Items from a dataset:
>> BEGIN

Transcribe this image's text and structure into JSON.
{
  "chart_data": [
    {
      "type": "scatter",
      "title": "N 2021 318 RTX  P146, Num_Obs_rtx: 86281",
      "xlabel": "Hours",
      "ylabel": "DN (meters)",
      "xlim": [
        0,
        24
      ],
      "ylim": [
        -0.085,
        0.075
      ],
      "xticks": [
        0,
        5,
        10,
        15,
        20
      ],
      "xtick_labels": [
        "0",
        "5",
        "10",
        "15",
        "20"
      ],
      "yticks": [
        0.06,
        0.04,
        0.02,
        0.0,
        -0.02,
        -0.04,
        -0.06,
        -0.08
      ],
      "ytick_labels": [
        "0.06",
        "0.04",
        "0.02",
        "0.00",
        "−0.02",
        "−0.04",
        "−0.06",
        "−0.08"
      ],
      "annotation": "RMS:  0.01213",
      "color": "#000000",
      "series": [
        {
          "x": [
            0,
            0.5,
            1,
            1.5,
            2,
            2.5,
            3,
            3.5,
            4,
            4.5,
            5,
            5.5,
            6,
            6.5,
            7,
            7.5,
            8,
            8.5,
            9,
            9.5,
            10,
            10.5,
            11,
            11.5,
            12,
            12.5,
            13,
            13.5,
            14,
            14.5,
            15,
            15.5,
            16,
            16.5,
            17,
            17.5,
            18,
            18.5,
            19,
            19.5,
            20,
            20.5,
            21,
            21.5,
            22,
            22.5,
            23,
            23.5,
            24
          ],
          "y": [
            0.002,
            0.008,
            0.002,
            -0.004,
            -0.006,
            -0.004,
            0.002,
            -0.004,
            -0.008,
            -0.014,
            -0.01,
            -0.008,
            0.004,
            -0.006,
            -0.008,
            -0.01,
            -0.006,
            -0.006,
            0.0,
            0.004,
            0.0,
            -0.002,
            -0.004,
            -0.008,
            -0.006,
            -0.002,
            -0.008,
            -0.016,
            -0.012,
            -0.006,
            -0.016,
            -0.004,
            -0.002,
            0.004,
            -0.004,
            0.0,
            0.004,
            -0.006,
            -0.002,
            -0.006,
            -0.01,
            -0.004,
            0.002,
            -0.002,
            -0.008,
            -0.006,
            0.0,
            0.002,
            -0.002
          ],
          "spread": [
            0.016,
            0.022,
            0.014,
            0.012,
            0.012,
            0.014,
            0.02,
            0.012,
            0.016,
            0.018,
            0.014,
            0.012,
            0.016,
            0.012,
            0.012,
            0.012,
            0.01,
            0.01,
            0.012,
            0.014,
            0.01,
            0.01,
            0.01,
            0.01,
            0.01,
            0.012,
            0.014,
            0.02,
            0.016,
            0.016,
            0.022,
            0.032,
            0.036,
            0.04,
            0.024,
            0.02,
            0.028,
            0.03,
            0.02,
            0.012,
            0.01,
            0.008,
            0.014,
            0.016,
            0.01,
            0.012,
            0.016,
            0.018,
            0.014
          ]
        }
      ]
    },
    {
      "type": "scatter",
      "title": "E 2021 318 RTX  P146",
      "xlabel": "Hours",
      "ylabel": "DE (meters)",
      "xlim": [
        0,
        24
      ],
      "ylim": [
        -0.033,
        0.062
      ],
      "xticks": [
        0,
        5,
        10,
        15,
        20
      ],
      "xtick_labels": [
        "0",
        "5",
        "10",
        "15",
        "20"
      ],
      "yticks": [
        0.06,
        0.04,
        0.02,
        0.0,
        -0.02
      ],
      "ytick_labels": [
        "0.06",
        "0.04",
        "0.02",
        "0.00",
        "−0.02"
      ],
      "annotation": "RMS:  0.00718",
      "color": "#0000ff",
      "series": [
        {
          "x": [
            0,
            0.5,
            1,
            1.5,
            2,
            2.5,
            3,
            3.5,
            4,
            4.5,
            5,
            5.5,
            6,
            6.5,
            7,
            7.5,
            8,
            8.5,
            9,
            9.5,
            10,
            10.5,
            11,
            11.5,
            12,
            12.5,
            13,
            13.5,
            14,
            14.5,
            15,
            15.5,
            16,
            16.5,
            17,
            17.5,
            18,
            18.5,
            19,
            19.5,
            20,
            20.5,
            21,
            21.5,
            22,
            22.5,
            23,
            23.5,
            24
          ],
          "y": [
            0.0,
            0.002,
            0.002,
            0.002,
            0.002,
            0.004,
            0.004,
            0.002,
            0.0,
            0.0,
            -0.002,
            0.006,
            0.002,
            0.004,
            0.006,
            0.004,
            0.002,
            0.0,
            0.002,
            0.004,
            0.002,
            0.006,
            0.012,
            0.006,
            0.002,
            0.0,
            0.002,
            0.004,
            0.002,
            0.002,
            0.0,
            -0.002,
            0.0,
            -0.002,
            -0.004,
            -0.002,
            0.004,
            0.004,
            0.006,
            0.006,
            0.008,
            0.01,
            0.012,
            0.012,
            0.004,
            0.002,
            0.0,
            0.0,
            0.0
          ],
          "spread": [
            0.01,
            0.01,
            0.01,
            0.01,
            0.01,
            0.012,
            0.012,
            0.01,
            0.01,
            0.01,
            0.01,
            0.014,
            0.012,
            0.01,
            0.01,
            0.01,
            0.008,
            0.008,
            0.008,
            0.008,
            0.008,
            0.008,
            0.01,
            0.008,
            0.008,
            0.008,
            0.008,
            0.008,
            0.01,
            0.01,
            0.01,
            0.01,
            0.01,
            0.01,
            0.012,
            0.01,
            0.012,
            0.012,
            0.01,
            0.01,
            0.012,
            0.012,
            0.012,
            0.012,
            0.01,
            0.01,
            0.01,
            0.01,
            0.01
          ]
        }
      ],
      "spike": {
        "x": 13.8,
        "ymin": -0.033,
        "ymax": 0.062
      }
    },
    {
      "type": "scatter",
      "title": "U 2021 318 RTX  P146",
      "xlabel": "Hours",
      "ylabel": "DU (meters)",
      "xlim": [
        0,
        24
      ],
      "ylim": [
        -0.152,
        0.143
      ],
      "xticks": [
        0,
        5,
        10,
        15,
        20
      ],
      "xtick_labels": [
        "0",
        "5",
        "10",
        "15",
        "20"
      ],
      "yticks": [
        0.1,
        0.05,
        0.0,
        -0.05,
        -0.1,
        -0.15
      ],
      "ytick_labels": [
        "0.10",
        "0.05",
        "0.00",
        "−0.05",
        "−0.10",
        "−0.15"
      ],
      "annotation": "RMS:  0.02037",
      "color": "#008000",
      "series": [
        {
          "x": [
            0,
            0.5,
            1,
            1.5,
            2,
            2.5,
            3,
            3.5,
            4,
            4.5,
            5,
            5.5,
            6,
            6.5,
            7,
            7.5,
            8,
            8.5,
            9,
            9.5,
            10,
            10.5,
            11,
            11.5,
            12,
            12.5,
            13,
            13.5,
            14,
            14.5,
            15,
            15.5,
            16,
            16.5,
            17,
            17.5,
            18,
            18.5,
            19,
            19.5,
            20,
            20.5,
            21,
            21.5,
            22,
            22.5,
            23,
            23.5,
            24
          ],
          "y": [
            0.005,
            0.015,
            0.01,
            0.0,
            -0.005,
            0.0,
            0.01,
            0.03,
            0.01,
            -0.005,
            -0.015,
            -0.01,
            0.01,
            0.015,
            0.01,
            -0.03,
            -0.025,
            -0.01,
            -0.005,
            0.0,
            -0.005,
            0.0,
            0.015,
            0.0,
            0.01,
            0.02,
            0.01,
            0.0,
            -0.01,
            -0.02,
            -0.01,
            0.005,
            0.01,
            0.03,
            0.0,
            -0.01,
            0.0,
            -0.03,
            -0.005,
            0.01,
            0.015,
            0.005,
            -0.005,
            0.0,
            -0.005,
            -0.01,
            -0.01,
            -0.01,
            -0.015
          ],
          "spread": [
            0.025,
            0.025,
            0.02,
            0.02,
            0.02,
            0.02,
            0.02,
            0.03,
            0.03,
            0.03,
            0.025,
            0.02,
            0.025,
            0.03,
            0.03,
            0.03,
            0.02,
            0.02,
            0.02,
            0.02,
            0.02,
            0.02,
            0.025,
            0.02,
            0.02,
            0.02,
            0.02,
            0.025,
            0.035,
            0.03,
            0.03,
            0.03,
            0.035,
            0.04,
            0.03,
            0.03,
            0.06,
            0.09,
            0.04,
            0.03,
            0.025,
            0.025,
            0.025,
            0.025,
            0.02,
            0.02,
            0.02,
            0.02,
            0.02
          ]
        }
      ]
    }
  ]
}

>> END
>> BEGIN

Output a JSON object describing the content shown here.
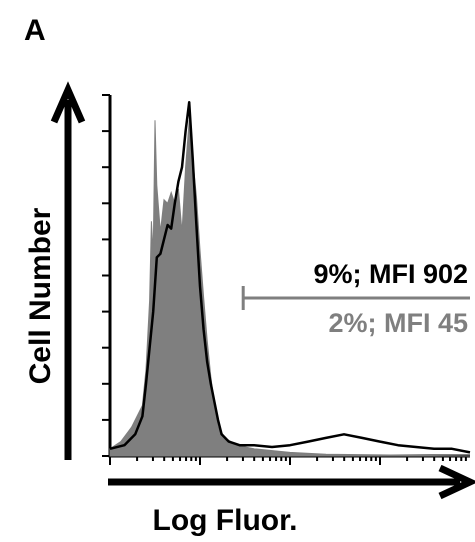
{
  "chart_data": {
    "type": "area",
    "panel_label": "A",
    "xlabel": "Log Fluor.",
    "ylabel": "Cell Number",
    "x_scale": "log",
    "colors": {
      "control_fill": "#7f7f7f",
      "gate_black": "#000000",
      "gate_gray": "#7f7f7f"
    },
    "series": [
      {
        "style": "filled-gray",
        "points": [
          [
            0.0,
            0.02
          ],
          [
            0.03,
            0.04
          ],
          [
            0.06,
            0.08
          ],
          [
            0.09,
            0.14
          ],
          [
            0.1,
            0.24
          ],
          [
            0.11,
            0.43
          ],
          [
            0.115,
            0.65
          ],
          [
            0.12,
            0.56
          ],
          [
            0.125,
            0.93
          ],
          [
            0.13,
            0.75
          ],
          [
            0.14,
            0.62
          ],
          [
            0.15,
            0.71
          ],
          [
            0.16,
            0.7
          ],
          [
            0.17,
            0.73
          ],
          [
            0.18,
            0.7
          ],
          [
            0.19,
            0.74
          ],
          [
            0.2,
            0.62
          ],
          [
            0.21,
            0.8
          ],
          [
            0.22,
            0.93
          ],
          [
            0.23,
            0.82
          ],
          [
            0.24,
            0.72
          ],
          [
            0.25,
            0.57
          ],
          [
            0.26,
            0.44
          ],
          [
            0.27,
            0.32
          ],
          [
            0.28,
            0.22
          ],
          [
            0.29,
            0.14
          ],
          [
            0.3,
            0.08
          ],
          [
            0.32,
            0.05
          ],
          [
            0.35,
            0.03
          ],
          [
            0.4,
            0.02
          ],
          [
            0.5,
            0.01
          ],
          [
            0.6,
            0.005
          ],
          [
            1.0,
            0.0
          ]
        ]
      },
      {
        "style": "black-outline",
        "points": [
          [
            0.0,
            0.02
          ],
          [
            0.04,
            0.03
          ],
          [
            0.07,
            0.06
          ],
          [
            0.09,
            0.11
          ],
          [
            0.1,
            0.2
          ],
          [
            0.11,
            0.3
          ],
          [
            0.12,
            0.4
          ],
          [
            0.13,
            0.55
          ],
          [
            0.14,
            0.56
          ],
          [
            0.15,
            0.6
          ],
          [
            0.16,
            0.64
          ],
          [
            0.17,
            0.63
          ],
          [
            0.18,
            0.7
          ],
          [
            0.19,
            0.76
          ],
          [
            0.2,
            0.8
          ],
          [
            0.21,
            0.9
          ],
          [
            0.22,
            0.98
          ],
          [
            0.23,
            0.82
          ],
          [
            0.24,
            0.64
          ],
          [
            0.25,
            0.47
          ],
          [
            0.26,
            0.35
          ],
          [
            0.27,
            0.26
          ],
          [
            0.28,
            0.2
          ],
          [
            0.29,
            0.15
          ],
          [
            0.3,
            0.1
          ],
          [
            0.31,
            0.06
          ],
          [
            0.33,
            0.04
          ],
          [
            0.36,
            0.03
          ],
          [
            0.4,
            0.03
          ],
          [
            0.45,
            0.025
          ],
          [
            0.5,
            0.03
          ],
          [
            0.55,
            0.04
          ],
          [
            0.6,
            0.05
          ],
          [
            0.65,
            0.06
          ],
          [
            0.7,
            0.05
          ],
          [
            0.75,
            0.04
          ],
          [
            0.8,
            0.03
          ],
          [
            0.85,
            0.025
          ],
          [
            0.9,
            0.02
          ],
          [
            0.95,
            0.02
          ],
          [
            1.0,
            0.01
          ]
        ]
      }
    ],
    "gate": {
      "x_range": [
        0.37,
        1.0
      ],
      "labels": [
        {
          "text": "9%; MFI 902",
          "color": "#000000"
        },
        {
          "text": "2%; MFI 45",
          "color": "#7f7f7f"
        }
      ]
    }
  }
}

>> END
>> BEGIN

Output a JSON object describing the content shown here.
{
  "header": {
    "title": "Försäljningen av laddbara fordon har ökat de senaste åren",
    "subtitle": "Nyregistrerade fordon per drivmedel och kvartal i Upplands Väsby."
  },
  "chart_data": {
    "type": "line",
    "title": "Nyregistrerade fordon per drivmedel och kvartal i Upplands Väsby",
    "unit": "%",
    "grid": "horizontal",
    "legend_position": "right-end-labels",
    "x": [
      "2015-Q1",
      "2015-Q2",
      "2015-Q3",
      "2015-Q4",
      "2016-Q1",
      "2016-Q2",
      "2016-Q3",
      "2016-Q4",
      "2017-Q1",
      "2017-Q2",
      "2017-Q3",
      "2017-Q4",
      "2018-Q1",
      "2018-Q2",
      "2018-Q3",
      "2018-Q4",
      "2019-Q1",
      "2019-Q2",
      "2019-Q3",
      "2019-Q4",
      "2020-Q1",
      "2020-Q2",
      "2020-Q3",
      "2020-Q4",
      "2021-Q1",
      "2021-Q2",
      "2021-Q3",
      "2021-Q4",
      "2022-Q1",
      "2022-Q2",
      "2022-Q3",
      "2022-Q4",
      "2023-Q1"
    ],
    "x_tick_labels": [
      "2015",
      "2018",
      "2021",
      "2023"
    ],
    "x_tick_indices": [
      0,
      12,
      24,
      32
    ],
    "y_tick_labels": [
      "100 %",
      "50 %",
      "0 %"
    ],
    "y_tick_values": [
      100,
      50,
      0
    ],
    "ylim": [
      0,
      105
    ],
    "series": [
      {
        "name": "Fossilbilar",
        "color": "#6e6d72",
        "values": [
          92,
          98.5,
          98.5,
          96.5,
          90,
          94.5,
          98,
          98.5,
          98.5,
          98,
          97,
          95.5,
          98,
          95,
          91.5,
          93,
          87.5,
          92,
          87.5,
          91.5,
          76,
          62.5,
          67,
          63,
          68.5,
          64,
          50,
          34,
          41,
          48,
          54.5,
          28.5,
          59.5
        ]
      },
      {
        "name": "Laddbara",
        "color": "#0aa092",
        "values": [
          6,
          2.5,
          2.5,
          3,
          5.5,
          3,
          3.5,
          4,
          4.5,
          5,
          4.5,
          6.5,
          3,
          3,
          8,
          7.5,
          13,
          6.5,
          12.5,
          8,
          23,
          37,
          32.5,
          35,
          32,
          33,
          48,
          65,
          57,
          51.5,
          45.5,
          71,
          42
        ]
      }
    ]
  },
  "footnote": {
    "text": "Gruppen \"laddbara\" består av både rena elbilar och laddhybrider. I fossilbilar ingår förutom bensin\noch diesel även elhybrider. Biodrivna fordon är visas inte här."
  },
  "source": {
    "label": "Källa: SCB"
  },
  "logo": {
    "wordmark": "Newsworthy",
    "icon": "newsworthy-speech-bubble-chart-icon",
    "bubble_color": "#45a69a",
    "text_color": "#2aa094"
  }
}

>> END

=== What to work on ===
What is the number of lines in the records above that include the word "drivmedel"? Reply with that number and nothing more.

=== Response to the task ===
2